Job: Extract all lines that hold "oder" from the records below.

-------- Excerpted records --------

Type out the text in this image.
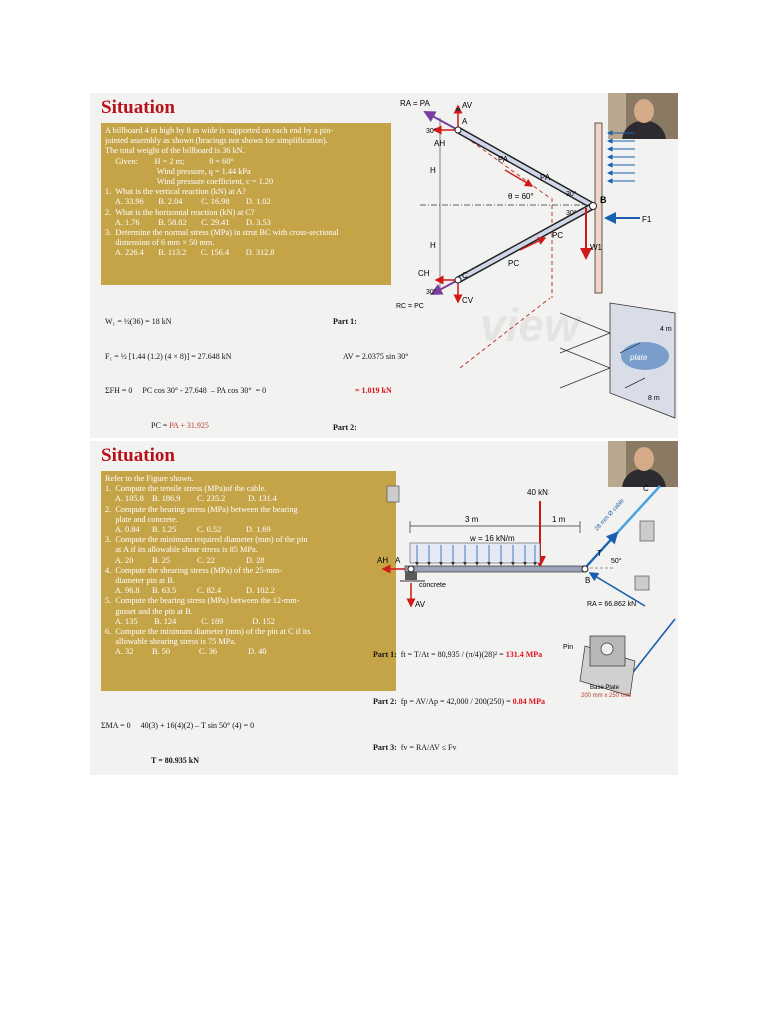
view
Situation
A billboard 4 m high by 8 m wide is supported on each end by a pin-
jointed assembly as shown (bracings not shown for simplification).
The total weight of the billboard is 36 kN.
Given:        H = 2 m;            θ = 60°
Wind pressure, q = 1.44 kPa
Wind pressure coefficient, c = 1.20
1.  What is the vertical reaction (kN) at A?
A. 33.96       B. 2.04         C. 16.98        D. 1.02
2.  What is the horizontal reaction (kN) at C?
A. 1.76         B. 58.82       C. 29.41        D. 3.53
3.  Determine the normal stress (MPa) in strut BC with cross-sectional
dimension of 6 mm × 50 mm.
A. 226.4       B. 113.2       C. 156.4        D. 312.8
RA = PA	AV
A
AH
30°
H
H
PA
PA
θ = 60°	30°
30°
B
F1
W1
PC
PC
CH	C
CV
30°
RC = PC
plate
4 m
8 m

W₁ = ½(36) = 18 kN

F₁ = ½ [1.44 (1.2) (4 × 8)] = 27.648 kN

ΣFH = 0     PC cos 30° - 27.648  – PA cos 30°  = 0

PC = PA + 31.925

Part 1:

AV = 2.0375 sin 30°

= 1.019 kN

Part 2:

Situation
Refer to the Figure shown.
1.  Compute the tensile stress (MPa)of the cable.
A. 105.8    B. 186.9        C. 235.2           D. 131.4
2.  Compute the bearing stress (MPa) between the bearing
plate and concrete.
A. 0.84      B. 1.25          C. 0.52            D. 1.69
3.  Compute the minimum required diameter (mm) of the pin
at A if its allowable shear stress is 85 MPa.
A. 20         B. 25             C. 22               D. 28
4.  Compute the shearing stress (MPa) of the 25-mm-
diameter pin at B.
A. 96.8      B. 63.5          C. 82.4            D. 102.2
5.  Compute the bearing stress (MPa) between the 12-mm-
gusset and the pin at B.
A. 135        B. 124            C. 189              D. 152
6.  Compute the minimum diameter (mm) of the pin at C if its
allowable shearing stress is 75 MPa.
A. 32         B. 50              C. 36               D. 40
40 kN
3 m	1 m
w = 16 kN/m
28 mm Ø cable
T
50°
C
A
AH
AV
B
concrete
RA = 66.862 kN
Pin
Base Plate
200 mm x 250 mm

Part 1: ft = T/At = 80,935 / (π/4)(28)² = 131.4 MPa

Part 2: fp = AV/Ap = 42,000 / 200(250) = 0.84 MPa

Part 3: fv = RA/AV ≤ Fv

ΣMA = 0     40(3) + 16(4)(2) – T sin 50° (4) = 0

T = 80.935 kN
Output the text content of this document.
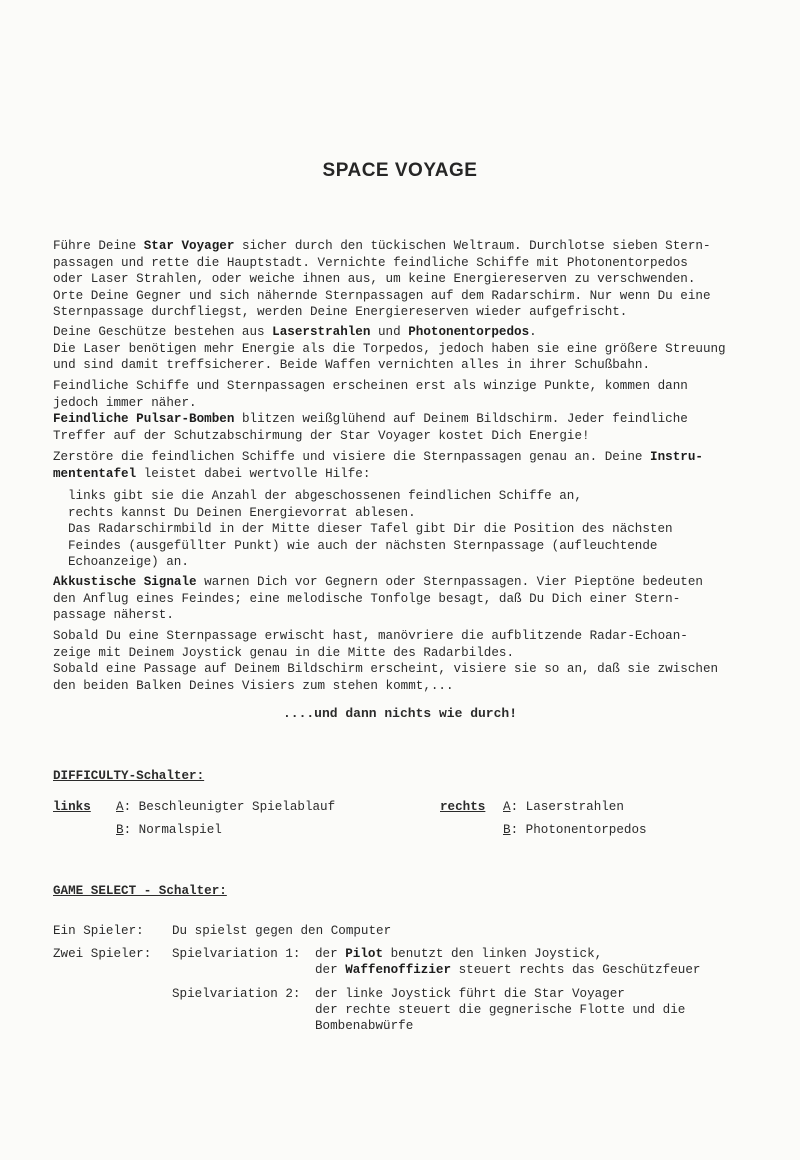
SPACE VOYAGE
Führe Deine Star Voyager sicher durch den tückischen Weltraum. Durchlotse sieben Stern-
passagen und rette die Hauptstadt. Vernichte feindliche Schiffe mit Photonentorpedos
oder Laser Strahlen, oder weiche ihnen aus, um keine Energiereserven zu verschwenden.
Orte Deine Gegner und sich nähernde Sternpassagen auf dem Radarschirm. Nur wenn Du eine
Sternpassage durchfliegst, werden Deine Energiereserven wieder aufgefrischt.
Deine Geschütze bestehen aus Laserstrahlen und Photonentorpedos.
Die Laser benötigen mehr Energie als die Torpedos, jedoch haben sie eine größere Streuung
und sind damit treffsicherer. Beide Waffen vernichten alles in ihrer Schußbahn.
Feindliche Schiffe und Sternpassagen erscheinen erst als winzige Punkte, kommen dann
jedoch immer näher.
Feindliche Pulsar-Bomben blitzen weißglühend auf Deinem Bildschirm. Jeder feindliche
Treffer auf der Schutzabschirmung der Star Voyager kostet Dich Energie!
Zerstöre die feindlichen Schiffe und visiere die Sternpassagen genau an. Deine Instru-
mententafel leistet dabei wertvolle Hilfe:
links gibt sie die Anzahl der abgeschossenen feindlichen Schiffe an,
rechts kannst Du Deinen Energievorrat ablesen.
Das Radarschirmbild in der Mitte dieser Tafel gibt Dir die Position des nächsten
Feindes (ausgefüllter Punkt) wie auch der nächsten Sternpassage (aufleuchtende
Echoanzeige) an.
Akkustische Signale warnen Dich vor Gegnern oder Sternpassagen. Vier Pieptöne bedeuten
den Anflug eines Feindes; eine melodische Tonfolge besagt, daß Du Dich einer Stern-
passage näherst.
Sobald Du eine Sternpassage erwischt hast, manövriere die aufblitzende Radar-Echoan-
zeige mit Deinem Joystick genau in die Mitte des Radarbildes.
Sobald eine Passage auf Deinem Bildschirm erscheint, visiere sie so an, daß sie zwischen
den beiden Balken Deines Visiers zum stehen kommt,...
....und dann nichts wie durch!
DIFFICULTY-Schalter:
links A: Beschleunigter Spielablauf
B: Normalspiel
rechts A: Laserstrahlen
B: Photonentorpedos
GAME SELECT - Schalter:
Ein Spieler: Du spielst gegen den Computer
Zwei Spieler: Spielvariation 1: der Pilot benutzt den linken Joystick,
der Waffenoffizier steuert rechts das Geschützfeuer
Spielvariation 2: der linke Joystick führt die Star Voyager
der rechte steuert die gegnerische Flotte und die
Bombenabwürfe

--------

Solution to the problem:
oder Laser Strahlen, oder weiche ihnen aus, um keine Energiereserven zu verschwenden.
Akkustische Signale warnen Dich vor Gegnern oder Sternpassagen. Vier Pieptöne bedeuten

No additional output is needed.